[SELECTED PASSAGE]
***
According to BuildZoom’s chief economist, Dr. Issi Romem, the expansion of cities as a whole hasn’t slowed down. In fact, many are expanding a similar rate seen in the 1950s. But most cities fall into two categories — expensive or expansive — and grow in different ways.
- American cities are still expanding, just at different rates.
- Most cities fall into two categories -- expensive and expansive cities. Expensive cities, such as San Francisco, build their economy on higher property values due to limited space. Expansion cities, such as Atlanta, build their economy on population growth due to building more homes.
- The chief economist of BuildZoom says expensive cities could be made more affordable by promoting regional government, rather than hyperlocal government, whose regulations tend to dampen construction.
BuildZoom, a company that helps consumers find competent contractors, released a study on the expansion of American cities over the past 60-plus years.
According to BuildZoom’s chief economist, Dr. Issi Romem, the expansion of cities as a whole hasn’t slowed down. In fact, many are expanding a similar rate seen in the 1950s.
But when you dive deeper into the data, the story becomes a little different. The majority of cities fall into two categories — expensive cities or expansive cities.
Strength through wealth
Expensive cities, such as San Francisco, Boston, New York, Seattle, San Diego, Washington, Philadelphia, Portland and Miami, have slowed their outward expansion and look to higher property values to build economic strength.
Expensive cities are often limited from expanding because of natural geography and restrictive land use policies.
Because of these factors, these cities have what Romem calls an “inelastic” supply of housing, which means developers respond to rising property values by building a limited number of new homes. Romem uses the Bay Area, specifically San Francisco, as the perfect example of an expensive city.
San Francisco has a strong tech community and job opportunities thanks to companies, such as Spotify and Twitter, that attract young, educated professionals in droves.
Unfortunately, many of those professionals simply can’t afford the rent and mortgage costs, which means only the affluent are able to live and thrive in San Francisco and other cities like it. This is where expansion cities come into play.
Strength through growth
Expansion cities, such as Atlanta, Austin, Charlotte, Houston and Phoenix, have channeled and built their economic strength by creating a greater population through expansion.
***
[GIVEN DATA]
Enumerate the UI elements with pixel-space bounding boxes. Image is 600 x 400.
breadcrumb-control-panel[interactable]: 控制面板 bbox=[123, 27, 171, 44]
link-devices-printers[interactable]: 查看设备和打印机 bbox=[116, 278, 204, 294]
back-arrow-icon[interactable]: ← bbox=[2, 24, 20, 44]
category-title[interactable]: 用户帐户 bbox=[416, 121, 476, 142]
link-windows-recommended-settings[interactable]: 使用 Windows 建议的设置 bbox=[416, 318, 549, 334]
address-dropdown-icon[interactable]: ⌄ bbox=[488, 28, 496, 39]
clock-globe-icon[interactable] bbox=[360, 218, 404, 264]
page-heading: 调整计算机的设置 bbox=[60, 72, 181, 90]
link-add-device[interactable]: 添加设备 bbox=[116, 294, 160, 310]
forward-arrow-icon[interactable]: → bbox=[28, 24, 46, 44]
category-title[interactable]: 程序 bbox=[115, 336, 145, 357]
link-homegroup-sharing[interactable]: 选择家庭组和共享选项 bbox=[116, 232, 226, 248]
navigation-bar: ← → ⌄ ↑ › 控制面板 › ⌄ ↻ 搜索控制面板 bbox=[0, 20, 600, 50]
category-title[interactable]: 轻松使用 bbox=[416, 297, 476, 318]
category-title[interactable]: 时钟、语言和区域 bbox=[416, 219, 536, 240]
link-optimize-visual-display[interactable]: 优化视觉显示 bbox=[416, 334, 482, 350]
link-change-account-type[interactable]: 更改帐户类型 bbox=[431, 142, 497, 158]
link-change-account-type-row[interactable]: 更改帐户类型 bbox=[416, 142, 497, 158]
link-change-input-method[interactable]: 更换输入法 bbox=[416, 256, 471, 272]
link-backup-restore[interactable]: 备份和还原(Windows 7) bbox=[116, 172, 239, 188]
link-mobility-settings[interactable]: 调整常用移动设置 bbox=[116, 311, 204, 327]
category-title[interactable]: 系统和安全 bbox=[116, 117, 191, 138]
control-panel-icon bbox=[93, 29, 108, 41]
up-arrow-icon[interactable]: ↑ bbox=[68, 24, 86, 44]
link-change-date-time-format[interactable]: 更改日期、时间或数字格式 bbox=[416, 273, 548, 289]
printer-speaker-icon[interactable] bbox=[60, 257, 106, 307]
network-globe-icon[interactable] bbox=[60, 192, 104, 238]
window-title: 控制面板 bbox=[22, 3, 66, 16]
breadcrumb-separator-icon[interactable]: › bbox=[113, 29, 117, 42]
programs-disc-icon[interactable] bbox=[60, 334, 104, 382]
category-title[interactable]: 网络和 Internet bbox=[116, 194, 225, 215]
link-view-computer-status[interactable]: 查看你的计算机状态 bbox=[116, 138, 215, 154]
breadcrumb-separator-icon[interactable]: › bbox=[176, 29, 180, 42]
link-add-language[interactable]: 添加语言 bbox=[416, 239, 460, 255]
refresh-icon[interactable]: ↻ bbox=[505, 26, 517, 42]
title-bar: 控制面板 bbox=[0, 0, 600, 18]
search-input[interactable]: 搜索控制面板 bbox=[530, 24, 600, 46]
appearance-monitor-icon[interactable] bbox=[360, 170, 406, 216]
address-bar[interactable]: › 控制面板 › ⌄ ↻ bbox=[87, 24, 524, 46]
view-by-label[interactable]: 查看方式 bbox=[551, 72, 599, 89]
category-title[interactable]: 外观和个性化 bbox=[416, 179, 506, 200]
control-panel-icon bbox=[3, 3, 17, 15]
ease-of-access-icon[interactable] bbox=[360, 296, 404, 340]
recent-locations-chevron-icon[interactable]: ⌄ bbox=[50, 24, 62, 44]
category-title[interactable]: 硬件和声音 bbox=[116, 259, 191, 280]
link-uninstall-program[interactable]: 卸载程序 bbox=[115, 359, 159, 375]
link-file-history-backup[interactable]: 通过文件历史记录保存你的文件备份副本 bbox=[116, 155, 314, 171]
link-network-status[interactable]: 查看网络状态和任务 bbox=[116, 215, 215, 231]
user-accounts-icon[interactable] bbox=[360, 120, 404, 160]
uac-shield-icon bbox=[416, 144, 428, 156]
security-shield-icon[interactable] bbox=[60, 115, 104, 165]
***
[PROBLEMS AND TASKS]
1/ Name every city the article on city expansion lists as an example of an expansion city in the paragraph beginning "Expansion cities, such as Atlanta".
2/ Reproduce the article on city expansion word for word between "Expensive cities are" and "come into play.", inclusive.
3/ According to the article on city expansion, what does BuildZoom help consumers do?

[ANSWER SECTION]
1/ Atlanta, Austin, Charlotte, Houston, Phoenix

2/
Expensive cities are often limited from expanding because of natural geography and restrictive land use policies.
Because of these factors, these cities have what Romem calls an “inelastic” supply of housing, which means developers respond to rising property values by building a limited number of new homes. Romem uses the Bay Area, specifically San Francisco, as the perfect example of an expensive city.
San Francisco has a strong tech community and job opportunities thanks to companies, such as Spotify and Twitter, that attract young, educated professionals in droves.
Unfortunately, many of those professionals simply can’t afford the rent and mortgage costs, which means only the affluent are able to live and thrive in San Francisco and other cities like it. This is where expansion cities come into play.

3/ Find competent contractors.